[start]

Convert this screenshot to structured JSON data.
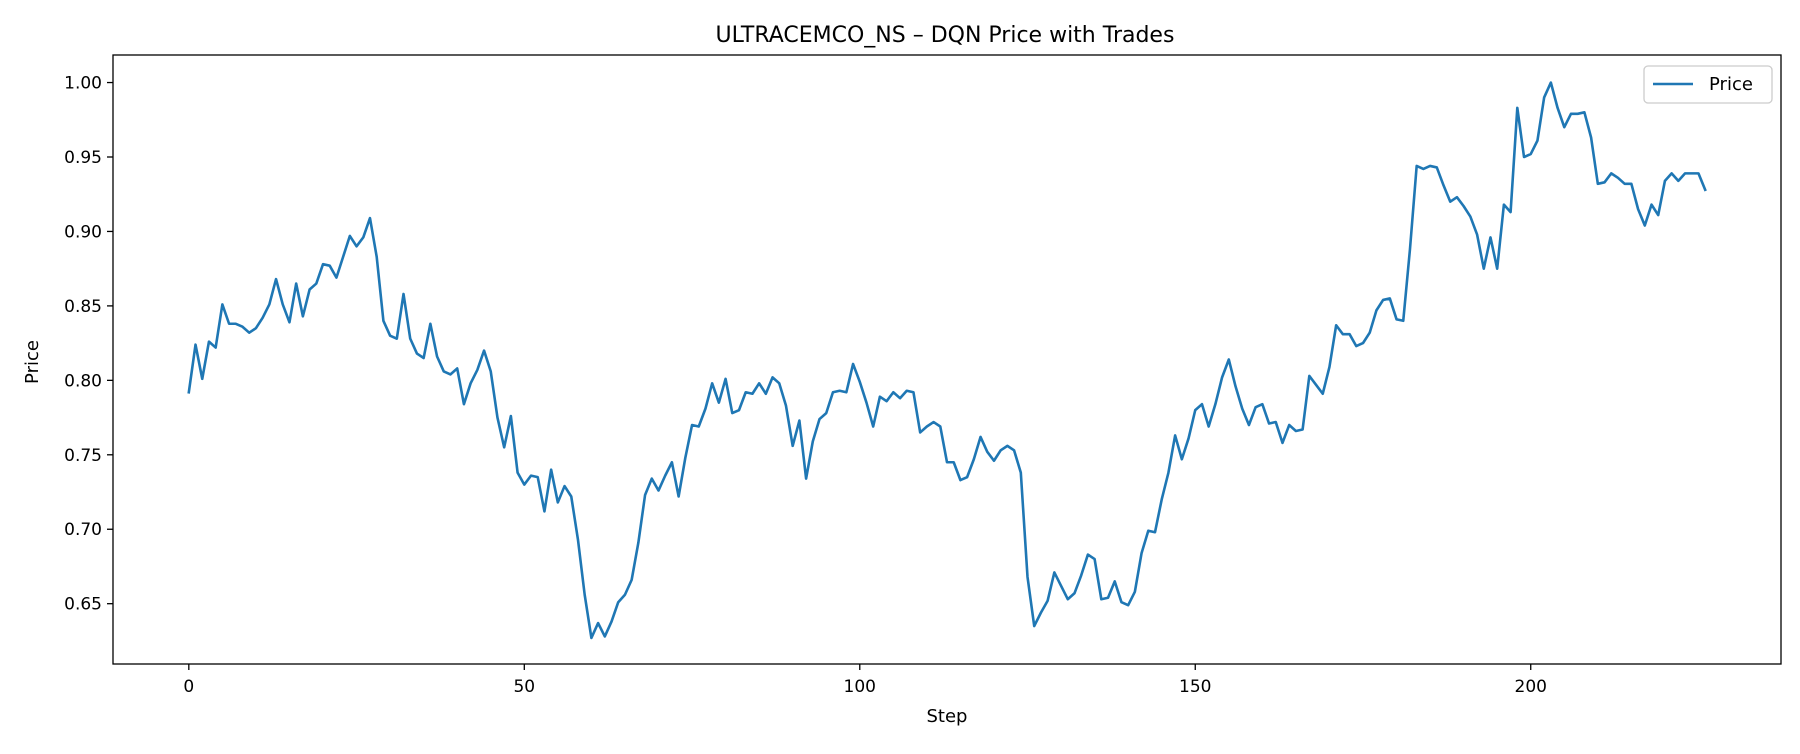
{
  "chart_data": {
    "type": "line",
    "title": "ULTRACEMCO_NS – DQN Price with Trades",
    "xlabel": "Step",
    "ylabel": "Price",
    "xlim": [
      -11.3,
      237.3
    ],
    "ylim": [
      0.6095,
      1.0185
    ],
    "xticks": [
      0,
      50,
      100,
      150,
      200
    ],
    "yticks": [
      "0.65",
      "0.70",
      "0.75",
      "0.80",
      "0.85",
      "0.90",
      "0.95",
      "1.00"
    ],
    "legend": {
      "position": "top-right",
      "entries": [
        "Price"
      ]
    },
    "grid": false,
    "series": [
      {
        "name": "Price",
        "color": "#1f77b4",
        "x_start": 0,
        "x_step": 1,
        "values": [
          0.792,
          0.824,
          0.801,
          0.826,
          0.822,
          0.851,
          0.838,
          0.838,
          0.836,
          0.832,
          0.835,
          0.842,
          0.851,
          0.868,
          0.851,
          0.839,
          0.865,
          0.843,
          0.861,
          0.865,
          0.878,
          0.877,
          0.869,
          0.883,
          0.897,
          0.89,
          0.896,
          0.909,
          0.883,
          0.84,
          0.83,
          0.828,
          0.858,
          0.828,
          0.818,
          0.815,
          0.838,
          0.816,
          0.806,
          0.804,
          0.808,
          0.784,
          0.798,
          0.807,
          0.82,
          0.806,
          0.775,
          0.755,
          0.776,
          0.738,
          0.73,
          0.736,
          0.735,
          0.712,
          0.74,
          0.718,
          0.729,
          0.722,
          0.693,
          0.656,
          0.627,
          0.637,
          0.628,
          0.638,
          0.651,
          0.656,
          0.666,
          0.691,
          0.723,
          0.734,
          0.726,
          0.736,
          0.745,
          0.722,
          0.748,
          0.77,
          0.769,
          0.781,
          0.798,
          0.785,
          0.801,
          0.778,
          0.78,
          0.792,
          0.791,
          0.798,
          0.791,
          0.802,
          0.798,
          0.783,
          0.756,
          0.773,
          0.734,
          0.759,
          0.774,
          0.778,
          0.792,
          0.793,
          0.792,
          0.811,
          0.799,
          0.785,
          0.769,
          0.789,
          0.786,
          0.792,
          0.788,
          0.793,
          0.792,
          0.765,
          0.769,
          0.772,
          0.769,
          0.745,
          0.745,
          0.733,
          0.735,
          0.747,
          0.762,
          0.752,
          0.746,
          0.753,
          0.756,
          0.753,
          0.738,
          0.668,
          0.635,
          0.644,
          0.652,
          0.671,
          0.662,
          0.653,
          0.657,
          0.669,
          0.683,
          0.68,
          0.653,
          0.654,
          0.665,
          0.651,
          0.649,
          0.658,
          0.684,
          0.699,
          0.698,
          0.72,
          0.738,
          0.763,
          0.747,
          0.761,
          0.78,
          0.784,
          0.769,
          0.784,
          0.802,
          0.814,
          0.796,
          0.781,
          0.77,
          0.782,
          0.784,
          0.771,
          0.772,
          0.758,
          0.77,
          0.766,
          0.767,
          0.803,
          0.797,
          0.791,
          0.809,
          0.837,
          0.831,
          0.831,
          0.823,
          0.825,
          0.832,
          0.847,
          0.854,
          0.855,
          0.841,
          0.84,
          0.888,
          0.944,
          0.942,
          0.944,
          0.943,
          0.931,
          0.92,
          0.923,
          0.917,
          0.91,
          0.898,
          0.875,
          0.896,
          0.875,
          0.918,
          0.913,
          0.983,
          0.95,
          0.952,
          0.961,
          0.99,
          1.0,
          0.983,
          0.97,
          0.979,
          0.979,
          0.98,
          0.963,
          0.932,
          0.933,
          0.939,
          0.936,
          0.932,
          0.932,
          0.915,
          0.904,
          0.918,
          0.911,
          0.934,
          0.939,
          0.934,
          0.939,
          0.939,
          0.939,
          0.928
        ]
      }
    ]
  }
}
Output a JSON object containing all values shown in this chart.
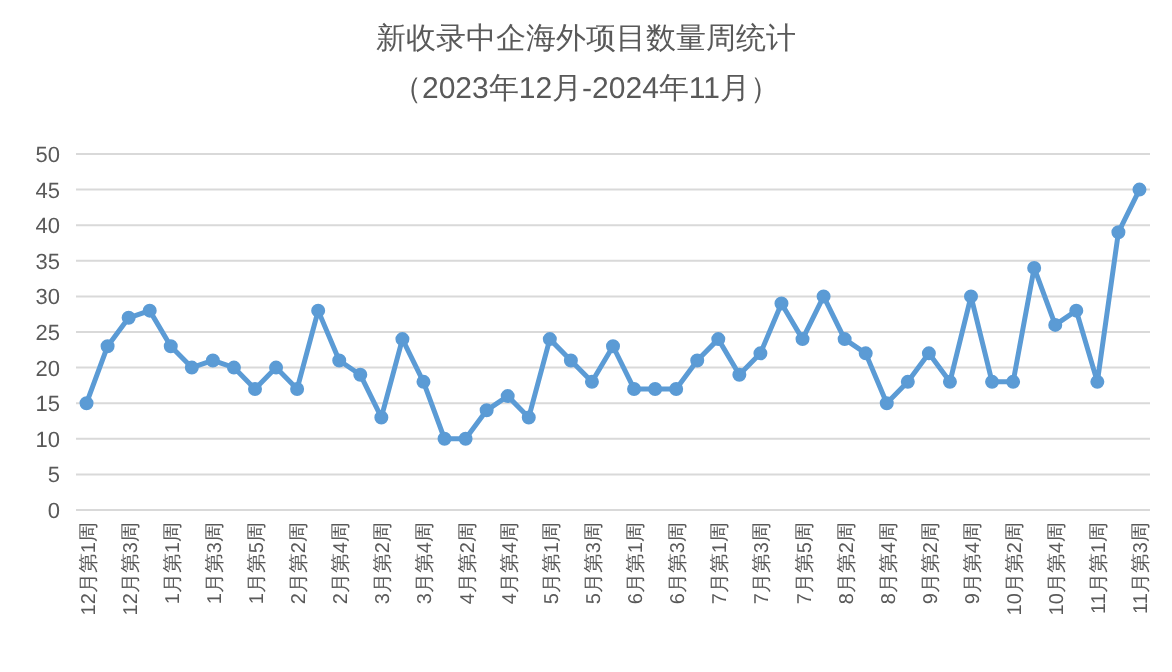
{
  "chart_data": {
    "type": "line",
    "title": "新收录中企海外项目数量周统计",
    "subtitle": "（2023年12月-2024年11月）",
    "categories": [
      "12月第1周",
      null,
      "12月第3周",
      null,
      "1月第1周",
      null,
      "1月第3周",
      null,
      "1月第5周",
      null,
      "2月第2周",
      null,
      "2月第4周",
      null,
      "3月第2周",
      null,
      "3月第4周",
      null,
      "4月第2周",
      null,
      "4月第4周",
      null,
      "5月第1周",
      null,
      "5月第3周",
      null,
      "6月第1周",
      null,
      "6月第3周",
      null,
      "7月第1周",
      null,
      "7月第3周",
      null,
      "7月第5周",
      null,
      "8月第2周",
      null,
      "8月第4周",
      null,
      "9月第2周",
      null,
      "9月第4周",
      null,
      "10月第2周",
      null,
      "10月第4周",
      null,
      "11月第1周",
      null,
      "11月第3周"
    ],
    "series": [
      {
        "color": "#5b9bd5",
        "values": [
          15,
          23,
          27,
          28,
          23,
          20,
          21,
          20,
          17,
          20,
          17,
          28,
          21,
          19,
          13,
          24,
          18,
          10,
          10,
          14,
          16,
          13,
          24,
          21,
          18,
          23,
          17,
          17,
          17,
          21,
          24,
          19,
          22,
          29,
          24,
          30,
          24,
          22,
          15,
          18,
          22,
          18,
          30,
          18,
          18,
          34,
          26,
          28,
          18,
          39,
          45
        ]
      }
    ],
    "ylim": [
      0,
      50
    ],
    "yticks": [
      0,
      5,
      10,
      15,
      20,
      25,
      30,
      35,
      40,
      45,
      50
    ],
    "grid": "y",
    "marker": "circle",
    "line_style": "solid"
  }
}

[end]

■ INSTRUCTIONS FOR THE TASK ■
Pictures in the records above should not be copied. Repeat everything else exactly.

■ EXPECTED ANSWER ■
Convert this screenshot to structured JSON data.
{
  "chart_data": {
    "type": "line",
    "title": "ULTRACEMCO_NS – DQN Price with Trades",
    "xlabel": "Step",
    "ylabel": "Price",
    "xlim": [
      -11.3,
      237.3
    ],
    "ylim": [
      0.6095,
      1.0185
    ],
    "xticks": [
      0,
      50,
      100,
      150,
      200
    ],
    "yticks": [
      "0.65",
      "0.70",
      "0.75",
      "0.80",
      "0.85",
      "0.90",
      "0.95",
      "1.00"
    ],
    "legend": {
      "position": "top-right",
      "entries": [
        "Price"
      ]
    },
    "grid": false,
    "series": [
      {
        "name": "Price",
        "color": "#1f77b4",
        "x_start": 0,
        "x_step": 1,
        "values": [
          0.792,
          0.824,
          0.801,
          0.826,
          0.822,
          0.851,
          0.838,
          0.838,
          0.836,
          0.832,
          0.835,
          0.842,
          0.851,
          0.868,
          0.851,
          0.839,
          0.865,
          0.843,
          0.861,
          0.865,
          0.878,
          0.877,
          0.869,
          0.883,
          0.897,
          0.89,
          0.896,
          0.909,
          0.883,
          0.84,
          0.83,
          0.828,
          0.858,
          0.828,
          0.818,
          0.815,
          0.838,
          0.816,
          0.806,
          0.804,
          0.808,
          0.784,
          0.798,
          0.807,
          0.82,
          0.806,
          0.775,
          0.755,
          0.776,
          0.738,
          0.73,
          0.736,
          0.735,
          0.712,
          0.74,
          0.718,
          0.729,
          0.722,
          0.693,
          0.656,
          0.627,
          0.637,
          0.628,
          0.638,
          0.651,
          0.656,
          0.666,
          0.691,
          0.723,
          0.734,
          0.726,
          0.736,
          0.745,
          0.722,
          0.748,
          0.77,
          0.769,
          0.781,
          0.798,
          0.785,
          0.801,
          0.778,
          0.78,
          0.792,
          0.791,
          0.798,
          0.791,
          0.802,
          0.798,
          0.783,
          0.756,
          0.773,
          0.734,
          0.759,
          0.774,
          0.778,
          0.792,
          0.793,
          0.792,
          0.811,
          0.799,
          0.785,
          0.769,
          0.789,
          0.786,
          0.792,
          0.788,
          0.793,
          0.792,
          0.765,
          0.769,
          0.772,
          0.769,
          0.745,
          0.745,
          0.733,
          0.735,
          0.747,
          0.762,
          0.752,
          0.746,
          0.753,
          0.756,
          0.753,
          0.738,
          0.668,
          0.635,
          0.644,
          0.652,
          0.671,
          0.662,
          0.653,
          0.657,
          0.669,
          0.683,
          0.68,
          0.653,
          0.654,
          0.665,
          0.651,
          0.649,
          0.658,
          0.684,
          0.699,
          0.698,
          0.72,
          0.738,
          0.763,
          0.747,
          0.761,
          0.78,
          0.784,
          0.769,
          0.784,
          0.802,
          0.814,
          0.796,
          0.781,
          0.77,
          0.782,
          0.784,
          0.771,
          0.772,
          0.758,
          0.77,
          0.766,
          0.767,
          0.803,
          0.797,
          0.791,
          0.809,
          0.837,
          0.831,
          0.831,
          0.823,
          0.825,
          0.832,
          0.847,
          0.854,
          0.855,
          0.841,
          0.84,
          0.888,
          0.944,
          0.942,
          0.944,
          0.943,
          0.931,
          0.92,
          0.923,
          0.917,
          0.91,
          0.898,
          0.875,
          0.896,
          0.875,
          0.918,
          0.913,
          0.983,
          0.95,
          0.952,
          0.961,
          0.99,
          1.0,
          0.983,
          0.97,
          0.979,
          0.979,
          0.98,
          0.963,
          0.932,
          0.933,
          0.939,
          0.936,
          0.932,
          0.932,
          0.915,
          0.904,
          0.918,
          0.911,
          0.934,
          0.939,
          0.934,
          0.939,
          0.939,
          0.939,
          0.928
        ]
      }
    ]
  }
}
Output a JSON object containing all values shown in this chart.
{
  "chart_data": {
    "type": "line",
    "title": "新收录中企海外项目数量周统计",
    "subtitle": "（2023年12月-2024年11月）",
    "categories": [
      "12月第1周",
      null,
      "12月第3周",
      null,
      "1月第1周",
      null,
      "1月第3周",
      null,
      "1月第5周",
      null,
      "2月第2周",
      null,
      "2月第4周",
      null,
      "3月第2周",
      null,
      "3月第4周",
      null,
      "4月第2周",
      null,
      "4月第4周",
      null,
      "5月第1周",
      null,
      "5月第3周",
      null,
      "6月第1周",
      null,
      "6月第3周",
      null,
      "7月第1周",
      null,
      "7月第3周",
      null,
      "7月第5周",
      null,
      "8月第2周",
      null,
      "8月第4周",
      null,
      "9月第2周",
      null,
      "9月第4周",
      null,
      "10月第2周",
      null,
      "10月第4周",
      null,
      "11月第1周",
      null,
      "11月第3周"
    ],
    "series": [
      {
        "color": "#5b9bd5",
        "values": [
          15,
          23,
          27,
          28,
          23,
          20,
          21,
          20,
          17,
          20,
          17,
          28,
          21,
          19,
          13,
          24,
          18,
          10,
          10,
          14,
          16,
          13,
          24,
          21,
          18,
          23,
          17,
          17,
          17,
          21,
          24,
          19,
          22,
          29,
          24,
          30,
          24,
          22,
          15,
          18,
          22,
          18,
          30,
          18,
          18,
          34,
          26,
          28,
          18,
          39,
          45
        ]
      }
    ],
    "ylim": [
      0,
      50
    ],
    "yticks": [
      0,
      5,
      10,
      15,
      20,
      25,
      30,
      35,
      40,
      45,
      50
    ],
    "grid": "y",
    "marker": "circle",
    "line_style": "solid"
  }
}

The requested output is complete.